___ Records shown

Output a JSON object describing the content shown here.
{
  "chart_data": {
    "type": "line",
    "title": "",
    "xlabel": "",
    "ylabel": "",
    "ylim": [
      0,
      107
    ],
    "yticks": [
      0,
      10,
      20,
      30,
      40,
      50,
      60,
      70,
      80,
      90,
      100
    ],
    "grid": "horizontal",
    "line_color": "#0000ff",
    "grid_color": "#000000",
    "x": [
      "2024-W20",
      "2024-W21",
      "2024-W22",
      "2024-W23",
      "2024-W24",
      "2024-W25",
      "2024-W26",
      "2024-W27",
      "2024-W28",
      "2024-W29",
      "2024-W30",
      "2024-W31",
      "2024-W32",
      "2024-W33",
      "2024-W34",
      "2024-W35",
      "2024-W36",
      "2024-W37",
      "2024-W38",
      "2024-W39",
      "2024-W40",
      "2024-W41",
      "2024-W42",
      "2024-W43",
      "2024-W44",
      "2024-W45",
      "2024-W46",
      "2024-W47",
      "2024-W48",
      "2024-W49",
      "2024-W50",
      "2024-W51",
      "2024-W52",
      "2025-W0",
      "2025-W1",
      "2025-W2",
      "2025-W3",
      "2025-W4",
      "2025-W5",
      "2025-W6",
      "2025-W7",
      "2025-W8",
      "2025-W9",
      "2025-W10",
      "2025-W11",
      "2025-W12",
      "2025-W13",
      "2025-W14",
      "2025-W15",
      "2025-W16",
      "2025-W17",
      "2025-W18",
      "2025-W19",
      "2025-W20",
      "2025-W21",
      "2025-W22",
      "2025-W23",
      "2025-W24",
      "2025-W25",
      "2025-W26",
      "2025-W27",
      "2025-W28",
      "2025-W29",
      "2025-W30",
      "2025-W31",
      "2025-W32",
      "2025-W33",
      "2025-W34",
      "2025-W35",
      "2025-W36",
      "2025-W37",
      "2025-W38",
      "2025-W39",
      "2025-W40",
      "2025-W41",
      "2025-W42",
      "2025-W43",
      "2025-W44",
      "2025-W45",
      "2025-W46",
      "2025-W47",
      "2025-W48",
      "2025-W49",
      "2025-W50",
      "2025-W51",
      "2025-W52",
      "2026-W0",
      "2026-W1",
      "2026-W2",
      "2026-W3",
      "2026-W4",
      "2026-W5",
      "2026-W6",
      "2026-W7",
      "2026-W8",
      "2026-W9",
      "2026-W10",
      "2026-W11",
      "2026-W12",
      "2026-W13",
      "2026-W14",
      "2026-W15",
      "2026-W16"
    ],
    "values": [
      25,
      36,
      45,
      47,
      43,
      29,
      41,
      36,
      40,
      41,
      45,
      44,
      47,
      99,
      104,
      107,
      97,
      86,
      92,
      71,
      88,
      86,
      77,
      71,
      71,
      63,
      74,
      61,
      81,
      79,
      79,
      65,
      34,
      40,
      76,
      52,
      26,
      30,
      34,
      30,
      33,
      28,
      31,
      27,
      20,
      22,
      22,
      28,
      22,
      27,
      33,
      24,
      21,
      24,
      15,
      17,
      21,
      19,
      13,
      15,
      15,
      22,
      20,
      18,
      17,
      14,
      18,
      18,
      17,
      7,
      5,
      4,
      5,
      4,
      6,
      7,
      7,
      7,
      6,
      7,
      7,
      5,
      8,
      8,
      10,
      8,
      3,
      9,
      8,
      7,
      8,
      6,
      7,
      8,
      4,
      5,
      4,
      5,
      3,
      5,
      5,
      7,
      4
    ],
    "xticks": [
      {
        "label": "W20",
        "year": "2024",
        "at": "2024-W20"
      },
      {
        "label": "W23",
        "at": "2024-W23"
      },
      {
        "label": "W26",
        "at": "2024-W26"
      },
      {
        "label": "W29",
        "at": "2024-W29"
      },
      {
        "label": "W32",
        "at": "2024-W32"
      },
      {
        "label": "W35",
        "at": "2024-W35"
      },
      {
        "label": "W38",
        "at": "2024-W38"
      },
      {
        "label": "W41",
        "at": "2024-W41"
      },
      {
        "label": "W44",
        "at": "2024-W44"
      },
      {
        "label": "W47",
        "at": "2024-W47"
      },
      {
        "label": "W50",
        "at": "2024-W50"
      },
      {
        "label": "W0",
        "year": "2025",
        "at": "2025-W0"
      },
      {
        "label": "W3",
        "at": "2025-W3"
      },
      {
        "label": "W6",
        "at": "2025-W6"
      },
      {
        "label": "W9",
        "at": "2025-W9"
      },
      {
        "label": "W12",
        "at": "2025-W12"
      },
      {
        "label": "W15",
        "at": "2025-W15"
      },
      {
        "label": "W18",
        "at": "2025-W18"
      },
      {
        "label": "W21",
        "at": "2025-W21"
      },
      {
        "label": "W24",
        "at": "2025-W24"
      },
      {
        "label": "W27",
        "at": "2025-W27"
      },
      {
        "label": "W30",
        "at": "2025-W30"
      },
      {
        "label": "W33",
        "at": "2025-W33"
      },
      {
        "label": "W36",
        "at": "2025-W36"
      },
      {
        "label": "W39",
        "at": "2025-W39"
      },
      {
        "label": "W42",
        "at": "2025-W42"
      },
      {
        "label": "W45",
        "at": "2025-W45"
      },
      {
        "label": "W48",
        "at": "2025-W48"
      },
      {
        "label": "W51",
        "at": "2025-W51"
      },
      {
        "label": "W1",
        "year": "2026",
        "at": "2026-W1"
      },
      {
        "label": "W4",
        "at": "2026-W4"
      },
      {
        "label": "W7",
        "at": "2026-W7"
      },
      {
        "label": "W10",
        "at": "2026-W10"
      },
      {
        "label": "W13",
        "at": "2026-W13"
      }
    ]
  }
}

______

_Request_
Write out every entry again, keeping each line exactly the same.

_Exercise result_
Output a JSON object describing the content shown here.
{
  "chart_data": {
    "type": "line",
    "title": "",
    "xlabel": "",
    "ylabel": "",
    "ylim": [
      0,
      107
    ],
    "yticks": [
      0,
      10,
      20,
      30,
      40,
      50,
      60,
      70,
      80,
      90,
      100
    ],
    "grid": "horizontal",
    "line_color": "#0000ff",
    "grid_color": "#000000",
    "x": [
      "2024-W20",
      "2024-W21",
      "2024-W22",
      "2024-W23",
      "2024-W24",
      "2024-W25",
      "2024-W26",
      "2024-W27",
      "2024-W28",
      "2024-W29",
      "2024-W30",
      "2024-W31",
      "2024-W32",
      "2024-W33",
      "2024-W34",
      "2024-W35",
      "2024-W36",
      "2024-W37",
      "2024-W38",
      "2024-W39",
      "2024-W40",
      "2024-W41",
      "2024-W42",
      "2024-W43",
      "2024-W44",
      "2024-W45",
      "2024-W46",
      "2024-W47",
      "2024-W48",
      "2024-W49",
      "2024-W50",
      "2024-W51",
      "2024-W52",
      "2025-W0",
      "2025-W1",
      "2025-W2",
      "2025-W3",
      "2025-W4",
      "2025-W5",
      "2025-W6",
      "2025-W7",
      "2025-W8",
      "2025-W9",
      "2025-W10",
      "2025-W11",
      "2025-W12",
      "2025-W13",
      "2025-W14",
      "2025-W15",
      "2025-W16",
      "2025-W17",
      "2025-W18",
      "2025-W19",
      "2025-W20",
      "2025-W21",
      "2025-W22",
      "2025-W23",
      "2025-W24",
      "2025-W25",
      "2025-W26",
      "2025-W27",
      "2025-W28",
      "2025-W29",
      "2025-W30",
      "2025-W31",
      "2025-W32",
      "2025-W33",
      "2025-W34",
      "2025-W35",
      "2025-W36",
      "2025-W37",
      "2025-W38",
      "2025-W39",
      "2025-W40",
      "2025-W41",
      "2025-W42",
      "2025-W43",
      "2025-W44",
      "2025-W45",
      "2025-W46",
      "2025-W47",
      "2025-W48",
      "2025-W49",
      "2025-W50",
      "2025-W51",
      "2025-W52",
      "2026-W0",
      "2026-W1",
      "2026-W2",
      "2026-W3",
      "2026-W4",
      "2026-W5",
      "2026-W6",
      "2026-W7",
      "2026-W8",
      "2026-W9",
      "2026-W10",
      "2026-W11",
      "2026-W12",
      "2026-W13",
      "2026-W14",
      "2026-W15",
      "2026-W16"
    ],
    "values": [
      25,
      36,
      45,
      47,
      43,
      29,
      41,
      36,
      40,
      41,
      45,
      44,
      47,
      99,
      104,
      107,
      97,
      86,
      92,
      71,
      88,
      86,
      77,
      71,
      71,
      63,
      74,
      61,
      81,
      79,
      79,
      65,
      34,
      40,
      76,
      52,
      26,
      30,
      34,
      30,
      33,
      28,
      31,
      27,
      20,
      22,
      22,
      28,
      22,
      27,
      33,
      24,
      21,
      24,
      15,
      17,
      21,
      19,
      13,
      15,
      15,
      22,
      20,
      18,
      17,
      14,
      18,
      18,
      17,
      7,
      5,
      4,
      5,
      4,
      6,
      7,
      7,
      7,
      6,
      7,
      7,
      5,
      8,
      8,
      10,
      8,
      3,
      9,
      8,
      7,
      8,
      6,
      7,
      8,
      4,
      5,
      4,
      5,
      3,
      5,
      5,
      7,
      4
    ],
    "xticks": [
      {
        "label": "W20",
        "year": "2024",
        "at": "2024-W20"
      },
      {
        "label": "W23",
        "at": "2024-W23"
      },
      {
        "label": "W26",
        "at": "2024-W26"
      },
      {
        "label": "W29",
        "at": "2024-W29"
      },
      {
        "label": "W32",
        "at": "2024-W32"
      },
      {
        "label": "W35",
        "at": "2024-W35"
      },
      {
        "label": "W38",
        "at": "2024-W38"
      },
      {
        "label": "W41",
        "at": "2024-W41"
      },
      {
        "label": "W44",
        "at": "2024-W44"
      },
      {
        "label": "W47",
        "at": "2024-W47"
      },
      {
        "label": "W50",
        "at": "2024-W50"
      },
      {
        "label": "W0",
        "year": "2025",
        "at": "2025-W0"
      },
      {
        "label": "W3",
        "at": "2025-W3"
      },
      {
        "label": "W6",
        "at": "2025-W6"
      },
      {
        "label": "W9",
        "at": "2025-W9"
      },
      {
        "label": "W12",
        "at": "2025-W12"
      },
      {
        "label": "W15",
        "at": "2025-W15"
      },
      {
        "label": "W18",
        "at": "2025-W18"
      },
      {
        "label": "W21",
        "at": "2025-W21"
      },
      {
        "label": "W24",
        "at": "2025-W24"
      },
      {
        "label": "W27",
        "at": "2025-W27"
      },
      {
        "label": "W30",
        "at": "2025-W30"
      },
      {
        "label": "W33",
        "at": "2025-W33"
      },
      {
        "label": "W36",
        "at": "2025-W36"
      },
      {
        "label": "W39",
        "at": "2025-W39"
      },
      {
        "label": "W42",
        "at": "2025-W42"
      },
      {
        "label": "W45",
        "at": "2025-W45"
      },
      {
        "label": "W48",
        "at": "2025-W48"
      },
      {
        "label": "W51",
        "at": "2025-W51"
      },
      {
        "label": "W1",
        "year": "2026",
        "at": "2026-W1"
      },
      {
        "label": "W4",
        "at": "2026-W4"
      },
      {
        "label": "W7",
        "at": "2026-W7"
      },
      {
        "label": "W10",
        "at": "2026-W10"
      },
      {
        "label": "W13",
        "at": "2026-W13"
      }
    ]
  }
}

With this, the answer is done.